The Wisconsin Amish population is the fourth-largest in North America
With a population of over 15,000, Wisconsin has fewer Amish than only Pennsylvania, Ohio, and Indiana. The Wisconsin Amish population is spread over nearly four dozen settlements across the state, and a total of 120 church districts (Young Center, 2010).
Wisconsin Amish communities include:
- Cashton-The Cashton settlement is Wisconsin’s largest Amish community, with 13 church districts
- Hillsboro-the Hillsboro Amish community in Vernon County numbers 8 districts
- Wilton/Tomah-A sizeable Amish settlement is found in Monroe County near the towns of Wilton and Tomah
- Medford-The Amish community at Medford in Taylor County is the oldest in Wisconsin
- Green Lake County-The Amish community near the towns of Kingston and Dalton consists of 9 church districts
- Clark County-Clark County is home to 5 separate Amish communities
- Small Wisconsin Amish communities-Small Amish communities are found across the Badger State
Cashton is the largest Wisconsin Amish community. Founded in 1966, the settlement had grown to 13 churches as of 2009 (see Amish Settlements Across America: 2008, David Luthy, for dates of founding and some church district numbers).
The Cashton Amish community is a conservative group. Cashton Amish do not use indoor plumbing for bathrooms, and will have only cold water in homes.
Cashton is a very farming-oriented community. Amish farmers supply milk for a local cheese factory. There are also some Amish-run businesses, many operated as sidelines.
These include three hat shops, three buggy makers and a shoe store which keep the Cashton Amish supplied with clothing and transportation. Additionally, cabinet makers, metal shops, bulk food stores, a hardwares store and a clockmaker are found among Amish businesses in the Cashton community.
Cashton Amish have ties with the Hillsboro Amish community. Amish from Cashton have also started at least one daughter community, in southern Illinois.
The Hillsboro Amish community, founded in 1985, is located in eastern Vernon County. The Hillsboro settlements has roots in a Kentucky Amish community.
At first glance, the Hillsboro Amish community appears to be one of Wisconsin’s largest, with 8 church districts. However, David Luthy notes that the Hillsboro districts are exceptionally small, in 2002 averaging 13 households per congregation–roughly half the size of the average Amish church district elsewhere (Amish Settlements Across America: 2008, Luthy p 8).
The Amish community near the towns of Wilton and Tomah in Monroe County was founded just a few years after the Cashton settlement, in 1969. Amish at the time were likely attracted to the state for its strong dairy reputation.
The Monroe County settlement is one of the largest in Wisconsin, with 8 church districts, (population roughly 1,000) as of 2008.

— THINGS TO DO —
[1] Answer these about the passage on Wisconsin Amish communities:
(a) In what year was the Cashton settlement founded?
(b) In 2002, how many households per congregation did the Hillsboro districts average?
(c) In which county is the Medford Amish community located?
[2] Please reproduce word for word the part of the passage on Wisconsin Amish communities starting at "Cashton Amish have" and ending at "in southern Illinois.".

— DATA ROWS —
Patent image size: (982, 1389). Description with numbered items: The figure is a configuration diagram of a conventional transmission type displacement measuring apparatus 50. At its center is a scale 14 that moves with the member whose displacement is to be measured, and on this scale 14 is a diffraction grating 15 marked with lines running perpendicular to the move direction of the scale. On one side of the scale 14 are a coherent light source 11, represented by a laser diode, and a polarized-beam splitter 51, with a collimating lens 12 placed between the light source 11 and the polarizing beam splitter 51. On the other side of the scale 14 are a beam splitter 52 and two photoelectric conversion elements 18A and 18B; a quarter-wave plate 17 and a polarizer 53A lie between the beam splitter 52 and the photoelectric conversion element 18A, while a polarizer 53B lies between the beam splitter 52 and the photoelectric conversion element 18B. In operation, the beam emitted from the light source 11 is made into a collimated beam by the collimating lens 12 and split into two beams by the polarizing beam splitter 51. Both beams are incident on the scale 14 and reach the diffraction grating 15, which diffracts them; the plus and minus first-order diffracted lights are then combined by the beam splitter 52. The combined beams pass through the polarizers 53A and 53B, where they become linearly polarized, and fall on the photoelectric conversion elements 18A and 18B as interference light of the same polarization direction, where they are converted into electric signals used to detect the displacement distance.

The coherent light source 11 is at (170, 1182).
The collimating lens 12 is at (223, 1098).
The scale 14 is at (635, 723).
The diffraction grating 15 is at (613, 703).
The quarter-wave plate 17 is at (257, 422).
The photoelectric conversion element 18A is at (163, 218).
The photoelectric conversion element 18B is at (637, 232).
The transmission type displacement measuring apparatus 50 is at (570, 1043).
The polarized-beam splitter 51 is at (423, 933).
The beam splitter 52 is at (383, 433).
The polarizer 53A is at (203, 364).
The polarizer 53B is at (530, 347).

...

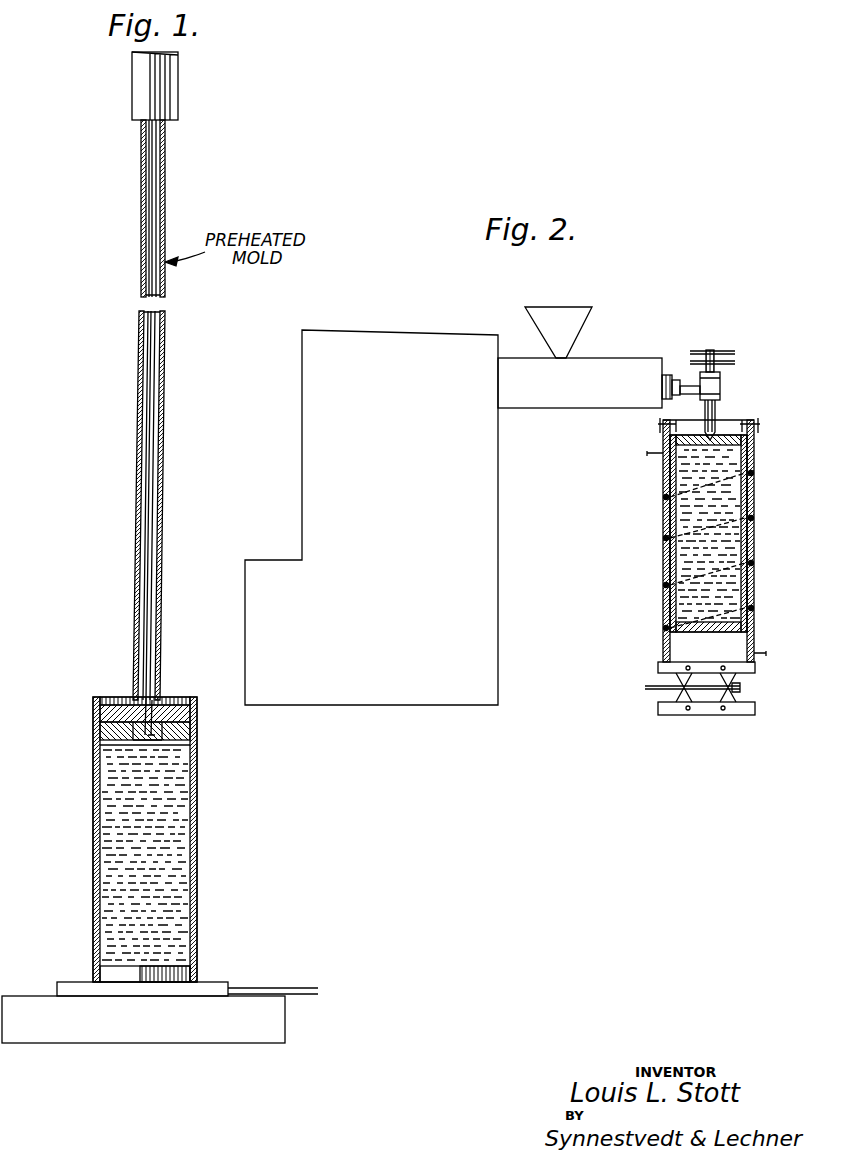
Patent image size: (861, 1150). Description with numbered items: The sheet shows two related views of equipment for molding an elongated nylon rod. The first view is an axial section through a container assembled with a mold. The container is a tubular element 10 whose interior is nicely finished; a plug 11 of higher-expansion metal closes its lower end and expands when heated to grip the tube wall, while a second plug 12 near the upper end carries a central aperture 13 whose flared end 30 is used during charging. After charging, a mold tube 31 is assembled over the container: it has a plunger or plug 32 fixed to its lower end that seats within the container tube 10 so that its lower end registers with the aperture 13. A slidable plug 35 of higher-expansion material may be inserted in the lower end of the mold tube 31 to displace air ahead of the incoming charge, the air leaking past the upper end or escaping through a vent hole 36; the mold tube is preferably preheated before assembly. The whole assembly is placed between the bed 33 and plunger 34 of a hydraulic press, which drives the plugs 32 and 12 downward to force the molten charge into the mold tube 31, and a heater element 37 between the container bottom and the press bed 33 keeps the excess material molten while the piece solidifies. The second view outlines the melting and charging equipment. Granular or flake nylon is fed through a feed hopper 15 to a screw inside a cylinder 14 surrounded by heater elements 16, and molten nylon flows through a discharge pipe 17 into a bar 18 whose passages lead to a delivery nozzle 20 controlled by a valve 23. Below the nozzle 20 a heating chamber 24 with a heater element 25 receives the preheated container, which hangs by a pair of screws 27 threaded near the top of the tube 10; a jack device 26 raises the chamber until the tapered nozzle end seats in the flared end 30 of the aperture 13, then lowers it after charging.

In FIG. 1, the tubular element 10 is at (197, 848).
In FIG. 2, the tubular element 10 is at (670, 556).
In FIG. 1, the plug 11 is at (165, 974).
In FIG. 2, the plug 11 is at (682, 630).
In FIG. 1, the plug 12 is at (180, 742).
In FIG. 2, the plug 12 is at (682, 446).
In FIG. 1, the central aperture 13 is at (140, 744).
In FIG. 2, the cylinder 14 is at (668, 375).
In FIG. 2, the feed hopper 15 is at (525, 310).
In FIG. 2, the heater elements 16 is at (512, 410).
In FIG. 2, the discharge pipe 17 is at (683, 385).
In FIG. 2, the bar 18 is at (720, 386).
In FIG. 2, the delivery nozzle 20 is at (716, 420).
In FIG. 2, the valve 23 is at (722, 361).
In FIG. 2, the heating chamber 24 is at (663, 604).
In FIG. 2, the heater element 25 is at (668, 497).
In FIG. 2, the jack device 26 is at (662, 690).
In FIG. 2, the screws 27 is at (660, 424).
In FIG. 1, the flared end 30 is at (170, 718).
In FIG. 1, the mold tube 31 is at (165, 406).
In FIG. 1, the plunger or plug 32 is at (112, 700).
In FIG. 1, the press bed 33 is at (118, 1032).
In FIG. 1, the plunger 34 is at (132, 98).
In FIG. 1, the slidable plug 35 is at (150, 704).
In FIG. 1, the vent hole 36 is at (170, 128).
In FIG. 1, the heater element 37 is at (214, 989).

— SOLUTIONS TO THE TASKS —
[1]
(a) 1966
(b) 13
(c) Taylor County

[2]
Cashton Amish have ties with the Hillsboro Amish community. Amish from Cashton have also started at least one daughter community, in southern Illinois.